| The problem |
State only the number of lines that include "this".

| Data excerpts |
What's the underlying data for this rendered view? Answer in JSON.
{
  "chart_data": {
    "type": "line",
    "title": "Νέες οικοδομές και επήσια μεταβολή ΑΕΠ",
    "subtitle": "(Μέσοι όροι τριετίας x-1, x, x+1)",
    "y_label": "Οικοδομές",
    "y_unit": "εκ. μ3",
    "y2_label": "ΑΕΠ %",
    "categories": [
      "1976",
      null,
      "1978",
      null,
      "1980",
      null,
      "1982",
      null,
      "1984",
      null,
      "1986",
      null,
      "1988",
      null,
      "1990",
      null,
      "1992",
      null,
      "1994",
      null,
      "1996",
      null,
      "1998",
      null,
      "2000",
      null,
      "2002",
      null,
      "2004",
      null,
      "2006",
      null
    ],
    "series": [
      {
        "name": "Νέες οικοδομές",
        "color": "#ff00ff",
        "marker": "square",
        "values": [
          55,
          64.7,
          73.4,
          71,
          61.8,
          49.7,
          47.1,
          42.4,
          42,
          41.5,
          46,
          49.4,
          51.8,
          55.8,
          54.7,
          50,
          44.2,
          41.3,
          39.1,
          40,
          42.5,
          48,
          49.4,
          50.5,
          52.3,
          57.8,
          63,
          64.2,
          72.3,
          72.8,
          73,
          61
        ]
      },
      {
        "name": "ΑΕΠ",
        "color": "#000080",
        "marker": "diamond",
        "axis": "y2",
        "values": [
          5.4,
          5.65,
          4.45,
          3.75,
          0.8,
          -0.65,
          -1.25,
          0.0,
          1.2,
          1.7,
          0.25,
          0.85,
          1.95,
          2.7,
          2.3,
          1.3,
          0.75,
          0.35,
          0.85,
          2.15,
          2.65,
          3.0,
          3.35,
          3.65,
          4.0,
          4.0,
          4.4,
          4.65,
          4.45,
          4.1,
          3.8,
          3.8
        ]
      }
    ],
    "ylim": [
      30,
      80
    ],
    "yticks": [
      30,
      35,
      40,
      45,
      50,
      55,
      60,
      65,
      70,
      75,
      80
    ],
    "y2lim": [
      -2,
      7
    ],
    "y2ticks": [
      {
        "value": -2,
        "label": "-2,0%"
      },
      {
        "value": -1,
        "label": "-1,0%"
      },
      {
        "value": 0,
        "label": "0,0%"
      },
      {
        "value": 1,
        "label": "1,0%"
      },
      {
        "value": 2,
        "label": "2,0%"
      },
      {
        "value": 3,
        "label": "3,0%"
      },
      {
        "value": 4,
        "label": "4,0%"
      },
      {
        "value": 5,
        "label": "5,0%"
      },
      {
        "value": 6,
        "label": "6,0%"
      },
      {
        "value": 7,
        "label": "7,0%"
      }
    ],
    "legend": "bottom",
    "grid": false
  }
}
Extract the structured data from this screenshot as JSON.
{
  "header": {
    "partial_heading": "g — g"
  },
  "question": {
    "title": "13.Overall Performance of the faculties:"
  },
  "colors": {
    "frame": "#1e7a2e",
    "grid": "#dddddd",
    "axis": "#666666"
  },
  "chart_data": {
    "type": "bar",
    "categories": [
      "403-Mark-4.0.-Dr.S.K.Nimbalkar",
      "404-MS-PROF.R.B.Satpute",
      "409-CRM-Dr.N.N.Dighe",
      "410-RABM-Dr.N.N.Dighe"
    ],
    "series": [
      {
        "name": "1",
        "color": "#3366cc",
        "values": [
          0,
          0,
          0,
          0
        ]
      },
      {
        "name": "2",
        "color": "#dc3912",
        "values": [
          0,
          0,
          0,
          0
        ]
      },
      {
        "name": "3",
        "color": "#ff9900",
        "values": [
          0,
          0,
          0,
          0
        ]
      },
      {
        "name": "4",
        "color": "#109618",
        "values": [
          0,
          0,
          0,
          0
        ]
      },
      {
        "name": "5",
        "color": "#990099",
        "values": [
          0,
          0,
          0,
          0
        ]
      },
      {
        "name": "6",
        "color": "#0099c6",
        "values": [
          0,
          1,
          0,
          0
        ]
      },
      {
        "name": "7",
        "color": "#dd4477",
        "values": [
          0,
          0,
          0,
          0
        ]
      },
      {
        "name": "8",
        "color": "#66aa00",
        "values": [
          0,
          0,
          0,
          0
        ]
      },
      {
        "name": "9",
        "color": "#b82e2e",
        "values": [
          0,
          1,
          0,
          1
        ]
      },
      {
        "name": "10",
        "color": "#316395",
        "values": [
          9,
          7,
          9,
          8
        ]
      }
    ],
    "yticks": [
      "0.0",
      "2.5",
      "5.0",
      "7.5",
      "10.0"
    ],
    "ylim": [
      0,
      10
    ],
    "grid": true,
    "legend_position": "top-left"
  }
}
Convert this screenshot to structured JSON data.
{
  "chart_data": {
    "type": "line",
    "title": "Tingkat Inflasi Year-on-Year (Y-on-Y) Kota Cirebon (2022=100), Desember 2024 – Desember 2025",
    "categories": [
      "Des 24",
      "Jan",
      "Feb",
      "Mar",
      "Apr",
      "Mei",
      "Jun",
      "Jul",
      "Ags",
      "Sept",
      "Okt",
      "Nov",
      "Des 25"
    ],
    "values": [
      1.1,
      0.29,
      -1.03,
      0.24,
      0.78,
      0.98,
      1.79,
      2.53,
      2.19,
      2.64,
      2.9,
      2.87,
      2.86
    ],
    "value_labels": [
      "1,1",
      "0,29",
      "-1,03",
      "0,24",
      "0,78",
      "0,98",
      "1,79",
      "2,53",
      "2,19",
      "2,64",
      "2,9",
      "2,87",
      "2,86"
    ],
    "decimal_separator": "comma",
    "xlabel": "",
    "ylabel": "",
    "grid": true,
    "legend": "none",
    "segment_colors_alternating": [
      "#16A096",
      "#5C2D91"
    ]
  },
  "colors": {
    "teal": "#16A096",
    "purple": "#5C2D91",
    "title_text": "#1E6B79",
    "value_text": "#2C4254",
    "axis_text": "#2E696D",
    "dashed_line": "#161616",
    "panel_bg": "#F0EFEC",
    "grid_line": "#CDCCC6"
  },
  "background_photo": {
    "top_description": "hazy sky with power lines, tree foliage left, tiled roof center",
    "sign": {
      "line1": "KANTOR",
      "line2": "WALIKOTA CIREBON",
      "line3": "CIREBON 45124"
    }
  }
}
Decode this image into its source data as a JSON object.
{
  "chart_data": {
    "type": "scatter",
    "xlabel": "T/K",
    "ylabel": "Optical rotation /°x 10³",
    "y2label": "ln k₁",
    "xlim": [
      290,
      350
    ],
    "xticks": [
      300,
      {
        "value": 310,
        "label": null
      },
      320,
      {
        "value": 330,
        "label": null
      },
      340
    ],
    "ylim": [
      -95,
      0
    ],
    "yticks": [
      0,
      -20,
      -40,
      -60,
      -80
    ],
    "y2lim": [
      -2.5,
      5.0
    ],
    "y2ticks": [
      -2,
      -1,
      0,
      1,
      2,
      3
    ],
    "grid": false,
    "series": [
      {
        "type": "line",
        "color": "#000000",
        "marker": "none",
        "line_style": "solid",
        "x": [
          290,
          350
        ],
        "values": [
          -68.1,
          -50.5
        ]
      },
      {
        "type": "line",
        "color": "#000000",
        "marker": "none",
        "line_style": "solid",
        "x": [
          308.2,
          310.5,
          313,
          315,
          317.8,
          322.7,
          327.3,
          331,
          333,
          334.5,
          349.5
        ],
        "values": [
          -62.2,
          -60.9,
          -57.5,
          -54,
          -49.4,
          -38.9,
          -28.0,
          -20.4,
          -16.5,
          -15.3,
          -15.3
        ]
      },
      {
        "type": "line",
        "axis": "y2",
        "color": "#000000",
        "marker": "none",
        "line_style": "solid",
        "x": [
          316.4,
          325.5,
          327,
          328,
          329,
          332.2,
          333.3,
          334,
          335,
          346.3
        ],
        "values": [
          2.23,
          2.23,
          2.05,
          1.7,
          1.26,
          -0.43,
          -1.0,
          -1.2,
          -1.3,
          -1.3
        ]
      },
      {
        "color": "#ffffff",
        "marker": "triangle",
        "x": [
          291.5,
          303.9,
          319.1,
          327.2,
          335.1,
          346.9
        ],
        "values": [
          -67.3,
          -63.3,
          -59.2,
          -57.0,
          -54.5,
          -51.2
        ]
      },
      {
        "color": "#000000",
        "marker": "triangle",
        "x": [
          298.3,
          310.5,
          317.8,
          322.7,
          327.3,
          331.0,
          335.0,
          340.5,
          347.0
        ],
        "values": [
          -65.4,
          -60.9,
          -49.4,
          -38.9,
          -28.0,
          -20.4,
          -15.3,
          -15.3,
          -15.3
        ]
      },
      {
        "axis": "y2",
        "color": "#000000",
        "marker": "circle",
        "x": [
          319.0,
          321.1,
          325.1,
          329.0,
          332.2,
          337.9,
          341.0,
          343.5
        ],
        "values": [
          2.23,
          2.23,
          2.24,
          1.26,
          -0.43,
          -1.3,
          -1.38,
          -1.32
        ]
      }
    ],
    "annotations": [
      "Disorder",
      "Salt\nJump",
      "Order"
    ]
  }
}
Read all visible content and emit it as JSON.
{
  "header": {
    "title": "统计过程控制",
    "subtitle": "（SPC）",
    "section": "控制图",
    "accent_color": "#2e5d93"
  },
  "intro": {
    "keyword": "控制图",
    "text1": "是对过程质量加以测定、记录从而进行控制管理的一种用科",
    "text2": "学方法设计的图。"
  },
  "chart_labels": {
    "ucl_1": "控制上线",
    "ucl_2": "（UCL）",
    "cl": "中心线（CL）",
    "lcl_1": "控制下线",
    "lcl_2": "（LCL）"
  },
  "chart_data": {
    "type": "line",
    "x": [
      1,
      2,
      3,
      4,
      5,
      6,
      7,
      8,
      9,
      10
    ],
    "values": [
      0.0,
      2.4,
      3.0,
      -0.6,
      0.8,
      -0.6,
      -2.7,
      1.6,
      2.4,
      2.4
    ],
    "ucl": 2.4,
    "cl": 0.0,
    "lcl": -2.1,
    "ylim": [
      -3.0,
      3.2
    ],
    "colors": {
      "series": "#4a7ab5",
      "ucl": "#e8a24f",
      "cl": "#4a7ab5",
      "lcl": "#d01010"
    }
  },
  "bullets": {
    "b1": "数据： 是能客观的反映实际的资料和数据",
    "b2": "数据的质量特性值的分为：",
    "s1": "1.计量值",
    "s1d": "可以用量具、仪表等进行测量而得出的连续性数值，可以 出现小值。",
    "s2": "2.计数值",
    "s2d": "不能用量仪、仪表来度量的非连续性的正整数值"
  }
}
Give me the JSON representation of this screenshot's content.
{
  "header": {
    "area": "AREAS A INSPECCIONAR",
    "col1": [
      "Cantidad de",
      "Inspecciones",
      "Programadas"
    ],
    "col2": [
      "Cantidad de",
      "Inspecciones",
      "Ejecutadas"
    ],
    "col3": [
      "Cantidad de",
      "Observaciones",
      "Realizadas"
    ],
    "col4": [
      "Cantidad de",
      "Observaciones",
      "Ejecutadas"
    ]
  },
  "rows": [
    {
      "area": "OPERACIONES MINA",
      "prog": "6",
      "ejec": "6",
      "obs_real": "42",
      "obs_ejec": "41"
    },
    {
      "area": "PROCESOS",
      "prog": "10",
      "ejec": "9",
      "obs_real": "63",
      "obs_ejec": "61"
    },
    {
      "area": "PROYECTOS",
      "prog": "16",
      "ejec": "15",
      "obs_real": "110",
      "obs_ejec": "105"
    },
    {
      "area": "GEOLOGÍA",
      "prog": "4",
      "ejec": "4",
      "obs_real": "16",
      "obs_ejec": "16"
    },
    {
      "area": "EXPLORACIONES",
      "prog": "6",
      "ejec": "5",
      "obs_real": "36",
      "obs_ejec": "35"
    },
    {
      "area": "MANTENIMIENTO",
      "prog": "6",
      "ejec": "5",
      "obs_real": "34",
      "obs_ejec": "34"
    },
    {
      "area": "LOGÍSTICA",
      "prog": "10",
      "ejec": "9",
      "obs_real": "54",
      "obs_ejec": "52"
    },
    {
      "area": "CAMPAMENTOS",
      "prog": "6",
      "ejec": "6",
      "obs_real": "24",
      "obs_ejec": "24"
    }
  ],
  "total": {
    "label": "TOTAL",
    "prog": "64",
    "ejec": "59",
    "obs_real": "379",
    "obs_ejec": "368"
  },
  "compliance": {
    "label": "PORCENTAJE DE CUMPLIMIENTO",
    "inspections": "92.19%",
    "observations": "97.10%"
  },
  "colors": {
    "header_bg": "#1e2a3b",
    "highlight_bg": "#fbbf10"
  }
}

| Expected output |
5